-- BEGIN --

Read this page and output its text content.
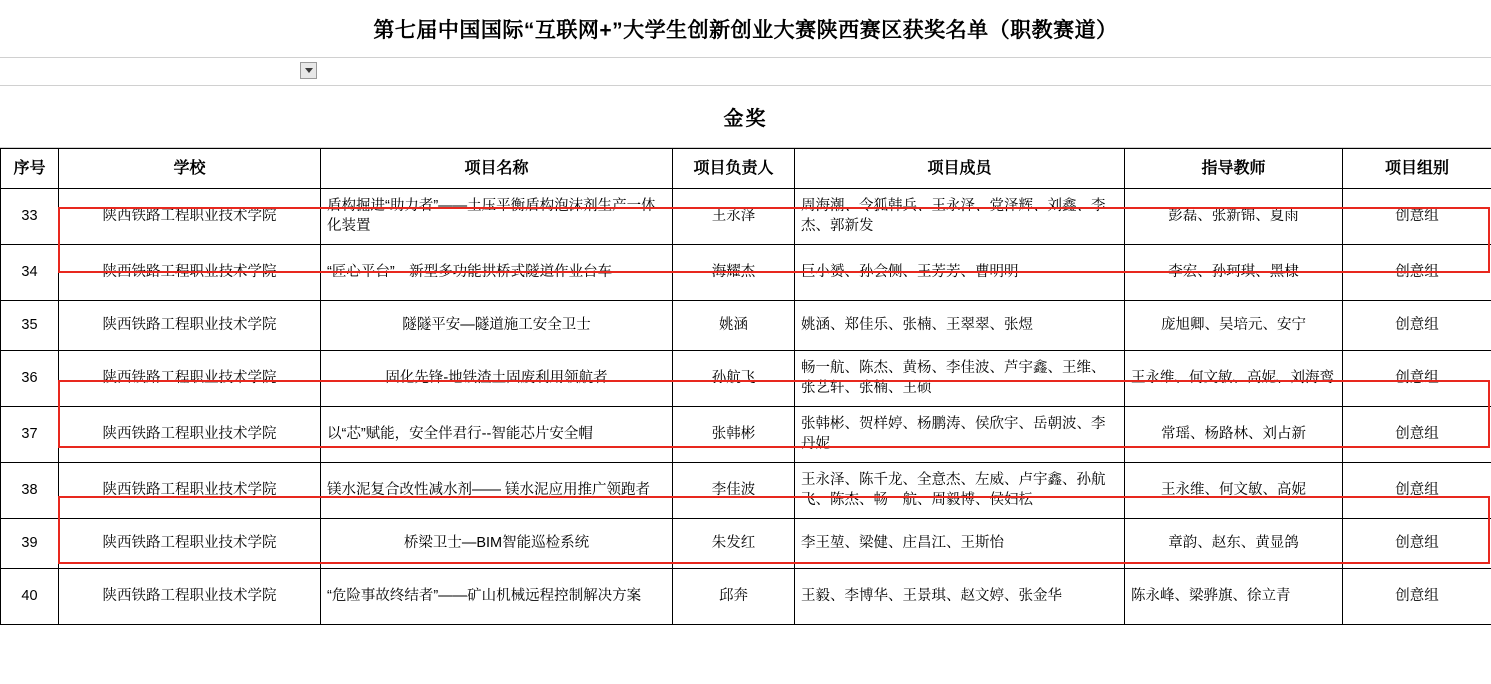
第七届中国国际“互联网+”大学生创新创业大赛陕西赛区获奖名单（职教赛道）
金奖
序号	学校	项目名称	项目负责人	项目成员	指导教师	项目组别
33	陕西铁路工程职业技术学院	盾构掘进“助力者”——土压平衡盾构泡沫剂生产一体化装置	王永泽	周海潮、令狐韩兵、王永泽、党泽辉、刘鑫、李杰、郭新发	彭磊、张新锦、夏雨	创意组
34	陕西铁路工程职业技术学院	“匠心平台”—新型多功能拱桥式隧道作业台车	海耀杰	巨小赟、孙会侧、王芳芳、曹明明	李宏、孙珂琪、黑棣	创意组
35	陕西铁路工程职业技术学院	隧隧平安—隧道施工安全卫士	姚涵	姚涵、郑佳乐、张楠、王翠翠、张煜	庞旭卿、吴培元、安宁	创意组
36	陕西铁路工程职业技术学院	固化先锋-地铁渣土固废利用领航者	孙航飞	畅一航、陈杰、黄杨、李佳波、芦宇鑫、王维、张艺轩、张楠、王硕	王永维、何文敏、高妮、刘海鸾	创意组
37	陕西铁路工程职业技术学院	以“芯”赋能，安全伴君行--智能芯片安全帽	张韩彬	张韩彬、贺样婷、杨鹏涛、侯欣宇、岳朝波、李丹妮	常瑶、杨路林、刘占新	创意组
38	陕西铁路工程职业技术学院	镁水泥复合改性减水剂—— 镁水泥应用推广领跑者	李佳波	王永泽、陈千龙、全意杰、左威、卢宇鑫、孙航飞、陈杰、畅一航、周毅博、侯妇枟	王永维、何文敏、高妮	创意组
39	陕西铁路工程职业技术学院	桥梁卫士—BIM智能巡检系统	朱发红	李王堃、梁健、庄昌江、王斯怡	章韵、赵东、黄显鸽	创意组
40	陕西铁路工程职业技术学院	“危险事故终结者”——矿山机械远程控制解决方案	邱奔	王毅、李博华、王景琪、赵文婷、张金华	陈永峰、梁骅旗、徐立青	创意组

-- END --

BRIEF: Copy each line in full and exactly, omitting any picture.

SOLUTION TO THIS EXERCISE:
Read this page and output its text content.
第七届中国国际“互联网+”大学生创新创业大赛陕西赛区获奖名单（职教赛道）
金奖
序号	学校	项目名称	项目负责人	项目成员	指导教师	项目组别
33	陕西铁路工程职业技术学院	盾构掘进“助力者”——土压平衡盾构泡沫剂生产一体化装置	王永泽	周海潮、令狐韩兵、王永泽、党泽辉、刘鑫、李杰、郭新发	彭磊、张新锦、夏雨	创意组
34	陕西铁路工程职业技术学院	“匠心平台”—新型多功能拱桥式隧道作业台车	海耀杰	巨小赟、孙会侧、王芳芳、曹明明	李宏、孙珂琪、黑棣	创意组
35	陕西铁路工程职业技术学院	隧隧平安—隧道施工安全卫士	姚涵	姚涵、郑佳乐、张楠、王翠翠、张煜	庞旭卿、吴培元、安宁	创意组
36	陕西铁路工程职业技术学院	固化先锋-地铁渣土固废利用领航者	孙航飞	畅一航、陈杰、黄杨、李佳波、芦宇鑫、王维、张艺轩、张楠、王硕	王永维、何文敏、高妮、刘海鸾	创意组
37	陕西铁路工程职业技术学院	以“芯”赋能，安全伴君行--智能芯片安全帽	张韩彬	张韩彬、贺样婷、杨鹏涛、侯欣宇、岳朝波、李丹妮	常瑶、杨路林、刘占新	创意组
38	陕西铁路工程职业技术学院	镁水泥复合改性减水剂—— 镁水泥应用推广领跑者	李佳波	王永泽、陈千龙、全意杰、左威、卢宇鑫、孙航飞、陈杰、畅一航、周毅博、侯妇枟	王永维、何文敏、高妮	创意组
39	陕西铁路工程职业技术学院	桥梁卫士—BIM智能巡检系统	朱发红	李王堃、梁健、庄昌江、王斯怡	章韵、赵东、黄显鸽	创意组
40	陕西铁路工程职业技术学院	“危险事故终结者”——矿山机械远程控制解决方案	邱奔	王毅、李博华、王景琪、赵文婷、张金华	陈永峰、梁骅旗、徐立青	创意组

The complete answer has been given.